### Supplied records:
▽
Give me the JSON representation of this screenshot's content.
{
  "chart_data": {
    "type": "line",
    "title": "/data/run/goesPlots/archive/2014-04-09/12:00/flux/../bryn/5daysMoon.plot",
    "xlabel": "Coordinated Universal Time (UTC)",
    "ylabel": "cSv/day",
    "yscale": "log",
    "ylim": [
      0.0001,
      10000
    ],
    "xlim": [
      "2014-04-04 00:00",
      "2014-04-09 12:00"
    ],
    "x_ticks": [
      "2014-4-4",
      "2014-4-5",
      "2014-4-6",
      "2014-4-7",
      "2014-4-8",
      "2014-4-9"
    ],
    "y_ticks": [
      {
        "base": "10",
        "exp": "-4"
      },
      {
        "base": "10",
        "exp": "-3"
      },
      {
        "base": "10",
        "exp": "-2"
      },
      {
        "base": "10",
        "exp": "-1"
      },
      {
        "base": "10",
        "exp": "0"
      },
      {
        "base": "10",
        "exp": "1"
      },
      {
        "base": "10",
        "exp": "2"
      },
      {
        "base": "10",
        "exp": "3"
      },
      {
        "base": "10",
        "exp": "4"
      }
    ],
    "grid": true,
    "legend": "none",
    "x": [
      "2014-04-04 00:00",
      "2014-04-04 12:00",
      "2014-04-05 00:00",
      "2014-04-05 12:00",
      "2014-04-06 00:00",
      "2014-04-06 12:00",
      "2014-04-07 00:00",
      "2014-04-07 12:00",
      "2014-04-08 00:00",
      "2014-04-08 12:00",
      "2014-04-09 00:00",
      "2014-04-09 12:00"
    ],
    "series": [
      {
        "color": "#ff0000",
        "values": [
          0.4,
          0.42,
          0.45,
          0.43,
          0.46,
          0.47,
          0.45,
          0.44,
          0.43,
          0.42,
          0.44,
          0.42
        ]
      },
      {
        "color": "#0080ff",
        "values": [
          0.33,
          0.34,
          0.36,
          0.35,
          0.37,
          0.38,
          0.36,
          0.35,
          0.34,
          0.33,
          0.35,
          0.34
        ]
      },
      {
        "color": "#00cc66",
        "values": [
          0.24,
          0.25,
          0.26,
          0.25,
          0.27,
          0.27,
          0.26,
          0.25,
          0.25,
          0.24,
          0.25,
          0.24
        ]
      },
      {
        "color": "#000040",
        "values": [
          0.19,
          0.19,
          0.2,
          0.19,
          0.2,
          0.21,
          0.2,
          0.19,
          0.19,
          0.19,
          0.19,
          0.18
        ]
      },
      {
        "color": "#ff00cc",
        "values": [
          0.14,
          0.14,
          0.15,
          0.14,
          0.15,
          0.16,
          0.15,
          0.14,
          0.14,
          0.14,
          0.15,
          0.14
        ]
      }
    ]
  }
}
△
### Required task:
Restate the whole listing exactly.

### Solved exercise:
Give me the JSON representation of this screenshot's content.
{
  "chart_data": {
    "type": "line",
    "title": "/data/run/goesPlots/archive/2014-04-09/12:00/flux/../bryn/5daysMoon.plot",
    "xlabel": "Coordinated Universal Time (UTC)",
    "ylabel": "cSv/day",
    "yscale": "log",
    "ylim": [
      0.0001,
      10000
    ],
    "xlim": [
      "2014-04-04 00:00",
      "2014-04-09 12:00"
    ],
    "x_ticks": [
      "2014-4-4",
      "2014-4-5",
      "2014-4-6",
      "2014-4-7",
      "2014-4-8",
      "2014-4-9"
    ],
    "y_ticks": [
      {
        "base": "10",
        "exp": "-4"
      },
      {
        "base": "10",
        "exp": "-3"
      },
      {
        "base": "10",
        "exp": "-2"
      },
      {
        "base": "10",
        "exp": "-1"
      },
      {
        "base": "10",
        "exp": "0"
      },
      {
        "base": "10",
        "exp": "1"
      },
      {
        "base": "10",
        "exp": "2"
      },
      {
        "base": "10",
        "exp": "3"
      },
      {
        "base": "10",
        "exp": "4"
      }
    ],
    "grid": true,
    "legend": "none",
    "x": [
      "2014-04-04 00:00",
      "2014-04-04 12:00",
      "2014-04-05 00:00",
      "2014-04-05 12:00",
      "2014-04-06 00:00",
      "2014-04-06 12:00",
      "2014-04-07 00:00",
      "2014-04-07 12:00",
      "2014-04-08 00:00",
      "2014-04-08 12:00",
      "2014-04-09 00:00",
      "2014-04-09 12:00"
    ],
    "series": [
      {
        "color": "#ff0000",
        "values": [
          0.4,
          0.42,
          0.45,
          0.43,
          0.46,
          0.47,
          0.45,
          0.44,
          0.43,
          0.42,
          0.44,
          0.42
        ]
      },
      {
        "color": "#0080ff",
        "values": [
          0.33,
          0.34,
          0.36,
          0.35,
          0.37,
          0.38,
          0.36,
          0.35,
          0.34,
          0.33,
          0.35,
          0.34
        ]
      },
      {
        "color": "#00cc66",
        "values": [
          0.24,
          0.25,
          0.26,
          0.25,
          0.27,
          0.27,
          0.26,
          0.25,
          0.25,
          0.24,
          0.25,
          0.24
        ]
      },
      {
        "color": "#000040",
        "values": [
          0.19,
          0.19,
          0.2,
          0.19,
          0.2,
          0.21,
          0.2,
          0.19,
          0.19,
          0.19,
          0.19,
          0.18
        ]
      },
      {
        "color": "#ff00cc",
        "values": [
          0.14,
          0.14,
          0.15,
          0.14,
          0.15,
          0.16,
          0.15,
          0.14,
          0.14,
          0.14,
          0.15,
          0.14
        ]
      }
    ]
  }
}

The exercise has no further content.